WHAT THE TASK ASKS:
Look for "老而无子的人" in the listing below. Gather each line that contains it.

--- START DATA FOR PROCESSING ---

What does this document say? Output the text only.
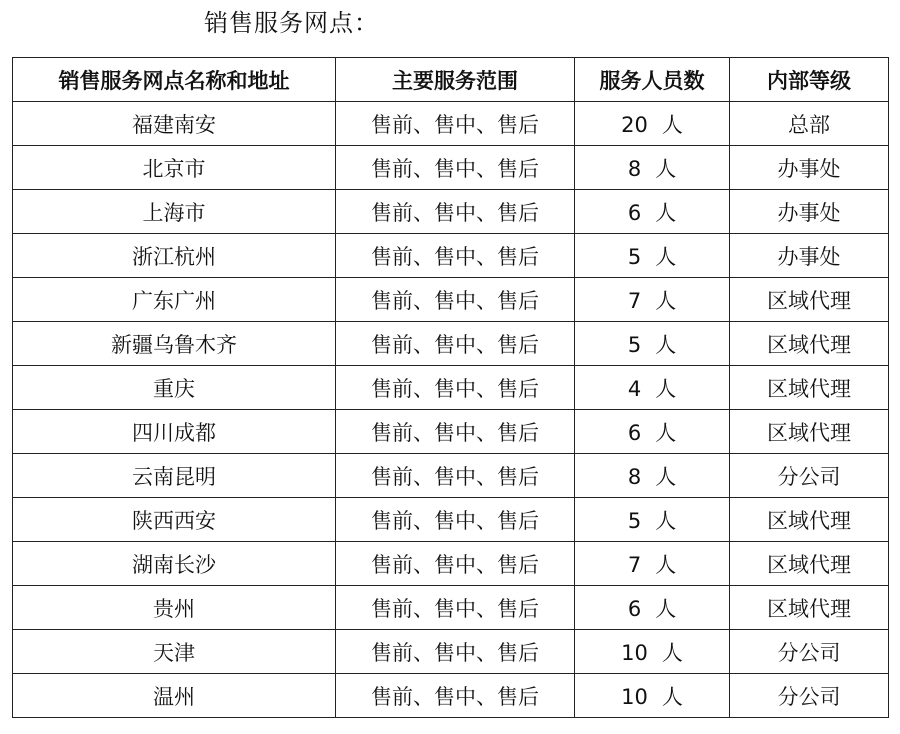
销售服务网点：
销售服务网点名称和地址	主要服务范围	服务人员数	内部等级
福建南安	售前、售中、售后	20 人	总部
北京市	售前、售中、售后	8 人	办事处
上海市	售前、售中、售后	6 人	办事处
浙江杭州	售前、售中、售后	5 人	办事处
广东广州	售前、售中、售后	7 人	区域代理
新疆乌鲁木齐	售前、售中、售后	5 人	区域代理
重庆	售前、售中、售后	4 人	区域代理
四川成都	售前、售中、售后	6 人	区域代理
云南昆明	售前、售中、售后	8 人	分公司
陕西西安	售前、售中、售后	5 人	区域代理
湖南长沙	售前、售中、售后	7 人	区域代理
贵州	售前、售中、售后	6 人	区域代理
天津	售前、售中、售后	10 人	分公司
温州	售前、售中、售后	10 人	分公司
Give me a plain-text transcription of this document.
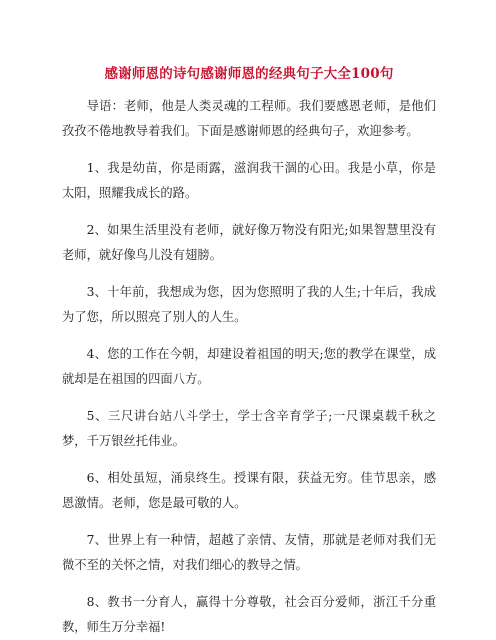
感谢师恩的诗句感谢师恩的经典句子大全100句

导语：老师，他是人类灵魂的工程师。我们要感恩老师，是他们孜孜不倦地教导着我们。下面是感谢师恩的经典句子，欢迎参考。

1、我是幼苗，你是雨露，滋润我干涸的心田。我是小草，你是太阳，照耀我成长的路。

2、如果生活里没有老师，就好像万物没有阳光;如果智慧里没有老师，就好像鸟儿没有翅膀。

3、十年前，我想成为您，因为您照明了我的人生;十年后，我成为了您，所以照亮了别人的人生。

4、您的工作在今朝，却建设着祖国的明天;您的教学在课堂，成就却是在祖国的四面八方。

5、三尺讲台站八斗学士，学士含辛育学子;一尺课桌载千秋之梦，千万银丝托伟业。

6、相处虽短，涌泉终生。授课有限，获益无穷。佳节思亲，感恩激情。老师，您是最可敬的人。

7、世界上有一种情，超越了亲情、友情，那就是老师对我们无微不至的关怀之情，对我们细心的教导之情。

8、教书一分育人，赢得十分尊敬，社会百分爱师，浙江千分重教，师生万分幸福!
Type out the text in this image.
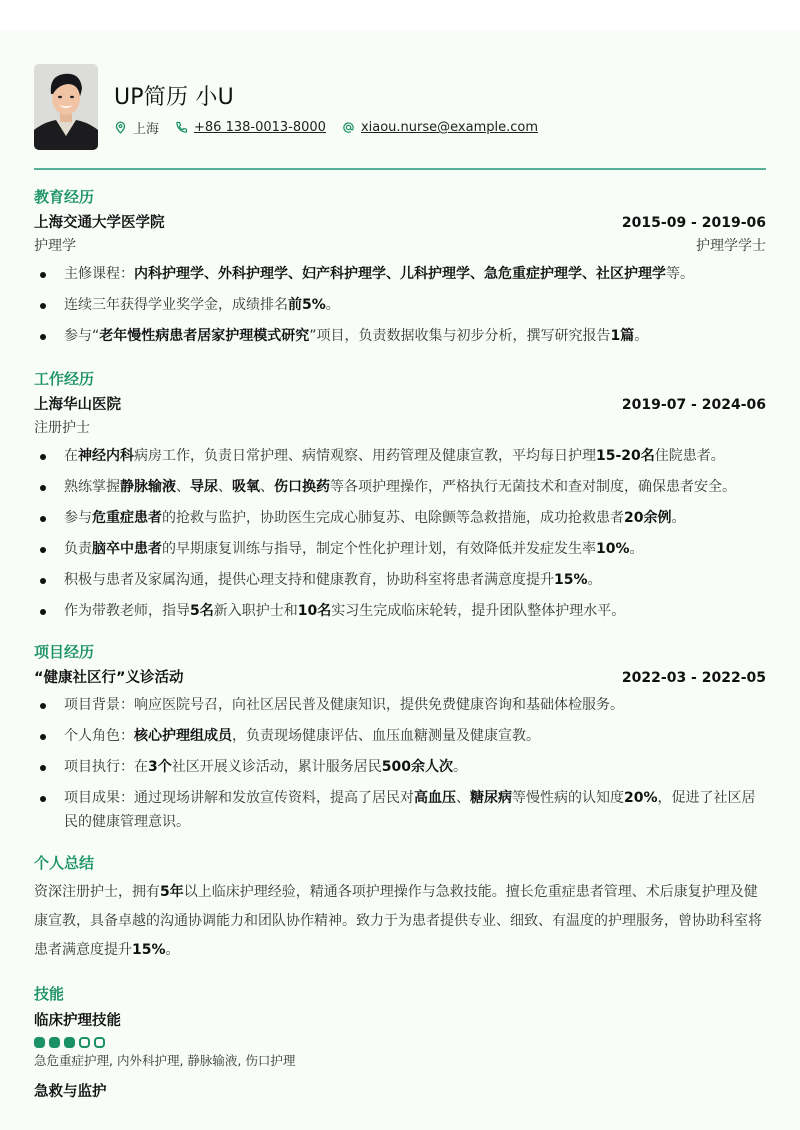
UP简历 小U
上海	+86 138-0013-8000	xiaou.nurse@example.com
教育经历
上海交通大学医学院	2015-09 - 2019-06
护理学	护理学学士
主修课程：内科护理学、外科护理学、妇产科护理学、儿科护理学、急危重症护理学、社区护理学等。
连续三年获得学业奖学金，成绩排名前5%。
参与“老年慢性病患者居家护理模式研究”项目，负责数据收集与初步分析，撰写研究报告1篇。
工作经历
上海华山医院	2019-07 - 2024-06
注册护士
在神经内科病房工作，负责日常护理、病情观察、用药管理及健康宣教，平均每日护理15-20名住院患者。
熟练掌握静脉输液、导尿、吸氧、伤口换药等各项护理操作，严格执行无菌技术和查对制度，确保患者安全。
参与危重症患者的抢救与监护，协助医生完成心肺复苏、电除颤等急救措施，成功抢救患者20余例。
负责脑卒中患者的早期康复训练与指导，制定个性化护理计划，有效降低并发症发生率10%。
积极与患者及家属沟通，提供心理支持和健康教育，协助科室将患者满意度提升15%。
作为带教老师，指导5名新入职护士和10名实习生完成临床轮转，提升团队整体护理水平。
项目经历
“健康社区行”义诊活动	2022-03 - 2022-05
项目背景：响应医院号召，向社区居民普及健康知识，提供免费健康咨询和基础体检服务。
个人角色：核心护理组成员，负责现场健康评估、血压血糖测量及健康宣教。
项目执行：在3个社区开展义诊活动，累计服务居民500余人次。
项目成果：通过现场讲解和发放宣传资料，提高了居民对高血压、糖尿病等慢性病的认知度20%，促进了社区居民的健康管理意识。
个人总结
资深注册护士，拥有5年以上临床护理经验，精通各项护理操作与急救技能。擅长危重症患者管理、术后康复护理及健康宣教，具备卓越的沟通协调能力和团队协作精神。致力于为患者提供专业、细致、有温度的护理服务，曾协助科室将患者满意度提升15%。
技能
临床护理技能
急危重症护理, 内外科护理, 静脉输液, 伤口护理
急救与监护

--- END DATA FOR PROCESSING ---
--- START DATA FOR PROCESSING ---

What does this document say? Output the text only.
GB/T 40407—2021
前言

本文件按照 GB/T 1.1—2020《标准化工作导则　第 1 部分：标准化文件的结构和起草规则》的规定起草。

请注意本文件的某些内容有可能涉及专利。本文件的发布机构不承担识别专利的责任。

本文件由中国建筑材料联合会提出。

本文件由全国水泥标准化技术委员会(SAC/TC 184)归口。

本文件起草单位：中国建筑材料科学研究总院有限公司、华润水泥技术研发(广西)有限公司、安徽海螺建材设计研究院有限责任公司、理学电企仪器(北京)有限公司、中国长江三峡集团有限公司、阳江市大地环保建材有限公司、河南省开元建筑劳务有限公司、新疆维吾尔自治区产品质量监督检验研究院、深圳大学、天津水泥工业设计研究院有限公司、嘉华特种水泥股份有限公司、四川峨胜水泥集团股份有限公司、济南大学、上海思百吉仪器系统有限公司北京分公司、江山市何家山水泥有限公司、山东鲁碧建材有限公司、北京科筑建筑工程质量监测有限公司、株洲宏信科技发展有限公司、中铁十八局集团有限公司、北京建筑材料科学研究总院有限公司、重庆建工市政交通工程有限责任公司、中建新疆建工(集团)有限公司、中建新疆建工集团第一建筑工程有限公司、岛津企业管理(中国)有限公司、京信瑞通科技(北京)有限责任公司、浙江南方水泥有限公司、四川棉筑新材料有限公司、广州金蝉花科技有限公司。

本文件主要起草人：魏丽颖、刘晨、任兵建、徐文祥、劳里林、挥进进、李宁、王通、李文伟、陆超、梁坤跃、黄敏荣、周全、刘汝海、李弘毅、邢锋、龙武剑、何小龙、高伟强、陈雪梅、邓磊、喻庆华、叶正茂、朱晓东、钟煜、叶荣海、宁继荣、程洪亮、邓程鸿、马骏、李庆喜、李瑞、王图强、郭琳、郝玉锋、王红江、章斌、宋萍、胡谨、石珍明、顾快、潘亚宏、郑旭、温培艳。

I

--- END DATA FOR PROCESSING ---
--- START DATA FOR PROCESSING ---

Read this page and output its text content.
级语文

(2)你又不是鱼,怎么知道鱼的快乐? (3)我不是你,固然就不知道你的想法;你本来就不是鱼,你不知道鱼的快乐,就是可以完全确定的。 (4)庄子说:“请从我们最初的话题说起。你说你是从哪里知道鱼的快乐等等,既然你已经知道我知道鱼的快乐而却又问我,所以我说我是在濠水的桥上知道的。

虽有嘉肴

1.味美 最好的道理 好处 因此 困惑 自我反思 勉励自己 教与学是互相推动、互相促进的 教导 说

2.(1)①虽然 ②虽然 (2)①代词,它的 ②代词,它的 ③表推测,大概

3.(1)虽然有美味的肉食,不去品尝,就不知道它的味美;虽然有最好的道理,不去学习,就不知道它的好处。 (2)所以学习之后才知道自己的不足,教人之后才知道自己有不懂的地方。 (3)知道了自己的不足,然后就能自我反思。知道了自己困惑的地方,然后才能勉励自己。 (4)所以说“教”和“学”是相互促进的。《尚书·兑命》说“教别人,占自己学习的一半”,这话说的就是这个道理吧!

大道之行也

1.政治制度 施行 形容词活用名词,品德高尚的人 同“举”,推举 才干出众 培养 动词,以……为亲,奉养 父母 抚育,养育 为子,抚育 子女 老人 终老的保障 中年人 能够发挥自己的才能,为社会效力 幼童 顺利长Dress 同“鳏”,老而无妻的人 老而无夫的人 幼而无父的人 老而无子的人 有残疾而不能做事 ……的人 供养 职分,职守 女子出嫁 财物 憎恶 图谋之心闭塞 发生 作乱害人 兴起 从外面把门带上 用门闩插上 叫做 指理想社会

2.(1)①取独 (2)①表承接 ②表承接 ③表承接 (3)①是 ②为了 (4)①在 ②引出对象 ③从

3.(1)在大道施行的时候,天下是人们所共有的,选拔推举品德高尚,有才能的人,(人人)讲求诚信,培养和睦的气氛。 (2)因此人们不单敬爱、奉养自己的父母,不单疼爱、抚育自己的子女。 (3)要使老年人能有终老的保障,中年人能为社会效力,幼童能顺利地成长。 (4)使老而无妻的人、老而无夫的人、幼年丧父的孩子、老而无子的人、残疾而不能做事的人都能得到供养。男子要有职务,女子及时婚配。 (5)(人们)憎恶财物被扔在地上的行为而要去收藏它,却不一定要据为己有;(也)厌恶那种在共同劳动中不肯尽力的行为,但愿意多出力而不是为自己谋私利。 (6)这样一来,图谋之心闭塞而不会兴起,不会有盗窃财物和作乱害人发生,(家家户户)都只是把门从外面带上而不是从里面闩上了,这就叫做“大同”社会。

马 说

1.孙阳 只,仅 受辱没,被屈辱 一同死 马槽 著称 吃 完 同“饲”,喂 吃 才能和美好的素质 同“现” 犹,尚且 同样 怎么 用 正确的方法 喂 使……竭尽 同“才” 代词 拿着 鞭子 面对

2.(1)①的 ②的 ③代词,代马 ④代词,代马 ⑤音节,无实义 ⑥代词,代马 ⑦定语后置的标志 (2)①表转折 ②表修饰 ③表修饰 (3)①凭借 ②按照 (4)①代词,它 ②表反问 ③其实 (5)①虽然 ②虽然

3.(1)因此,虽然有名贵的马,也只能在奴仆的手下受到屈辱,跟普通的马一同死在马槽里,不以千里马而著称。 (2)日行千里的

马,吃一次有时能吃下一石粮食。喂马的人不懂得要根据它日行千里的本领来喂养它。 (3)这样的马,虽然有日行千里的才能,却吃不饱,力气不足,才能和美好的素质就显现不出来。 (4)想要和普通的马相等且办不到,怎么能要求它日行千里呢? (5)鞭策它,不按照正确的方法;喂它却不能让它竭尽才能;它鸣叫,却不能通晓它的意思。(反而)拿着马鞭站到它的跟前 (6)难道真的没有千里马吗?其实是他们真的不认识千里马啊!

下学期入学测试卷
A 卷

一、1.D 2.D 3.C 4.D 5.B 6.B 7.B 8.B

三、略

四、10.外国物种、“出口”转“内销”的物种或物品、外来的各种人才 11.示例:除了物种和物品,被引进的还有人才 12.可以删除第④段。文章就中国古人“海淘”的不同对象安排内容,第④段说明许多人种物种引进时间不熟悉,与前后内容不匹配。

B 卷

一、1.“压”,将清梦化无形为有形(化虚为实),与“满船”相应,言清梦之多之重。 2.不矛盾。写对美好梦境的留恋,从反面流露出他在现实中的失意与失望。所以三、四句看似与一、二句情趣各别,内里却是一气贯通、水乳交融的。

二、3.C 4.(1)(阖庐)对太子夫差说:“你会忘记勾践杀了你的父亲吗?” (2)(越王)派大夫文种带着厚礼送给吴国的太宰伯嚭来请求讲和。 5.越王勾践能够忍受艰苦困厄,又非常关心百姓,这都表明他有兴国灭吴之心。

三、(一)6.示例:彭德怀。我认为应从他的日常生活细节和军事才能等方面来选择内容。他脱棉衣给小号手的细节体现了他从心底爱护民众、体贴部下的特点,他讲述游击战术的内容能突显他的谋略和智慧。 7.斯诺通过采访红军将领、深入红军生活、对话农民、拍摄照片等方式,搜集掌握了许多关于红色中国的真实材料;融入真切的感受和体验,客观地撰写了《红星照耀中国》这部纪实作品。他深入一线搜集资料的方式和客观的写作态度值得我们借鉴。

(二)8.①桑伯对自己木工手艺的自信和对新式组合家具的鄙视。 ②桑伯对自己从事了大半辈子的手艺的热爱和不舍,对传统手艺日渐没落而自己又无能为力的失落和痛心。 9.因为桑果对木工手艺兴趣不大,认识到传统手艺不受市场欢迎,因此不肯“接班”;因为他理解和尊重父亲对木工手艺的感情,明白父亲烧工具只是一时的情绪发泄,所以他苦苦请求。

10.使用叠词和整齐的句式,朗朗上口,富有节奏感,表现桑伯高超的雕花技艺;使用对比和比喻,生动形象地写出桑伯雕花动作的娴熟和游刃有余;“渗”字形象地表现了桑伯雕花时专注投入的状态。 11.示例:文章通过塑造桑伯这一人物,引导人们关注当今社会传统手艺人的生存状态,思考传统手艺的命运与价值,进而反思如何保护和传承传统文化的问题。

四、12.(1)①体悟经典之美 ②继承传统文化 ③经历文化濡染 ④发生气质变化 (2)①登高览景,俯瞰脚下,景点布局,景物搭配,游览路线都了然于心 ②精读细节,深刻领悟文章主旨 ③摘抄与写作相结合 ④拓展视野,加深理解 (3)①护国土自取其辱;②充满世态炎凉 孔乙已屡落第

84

--- END DATA FOR PROCESSING ---

FINAL RESULT:
1.政治制度 施行 形容词活用名词,品德高尚的人 同“举”,推举 才干出众 培养 动词,以……为亲,奉养 父母 抚育,养育 为子,抚育 子女 老人 终老的保障 中年人 能够发挥自己的才能,为社会效力 幼童 顺利长Dress 同“鳏”,老而无妻的人 老而无夫的人 幼而无父的人 老而无子的人 有残疾而不能做事 ……的人 供养 职分,职守 女子出嫁 财物 憎恶 图谋之心闭塞 发生 作乱害人 兴起 从外面把门带上 用门闩插上 叫做 指理想社会
3.(1)在大道施行的时候,天下是人们所共有的,选拔推举品德高尚,有才能的人,(人人)讲求诚信,培养和睦的气氛。 (2)因此人们不单敬爱、奉养自己的父母,不单疼爱、抚育自己的子女。 (3)要使老年人能有终老的保障,中年人能为社会效力,幼童能顺利地成长。 (4)使老而无妻的人、老而无夫的人、幼年丧父的孩子、老而无子的人、残疾而不能做事的人都能得到供养。男子要有职务,女子及时婚配。 (5)(人们)憎恶财物被扔在地上的行为而要去收藏它,却不一定要据为己有;(也)厌恶那种在共同劳动中不肯尽力的行为,但愿意多出力而不是为自己谋私利。 (6)这样一来,图谋之心闭塞而不会兴起,不会有盗窃财物和作乱害人发生,(家家户户)都只是把门从外面带上而不是从里面闩上了,这就叫做“大同”社会。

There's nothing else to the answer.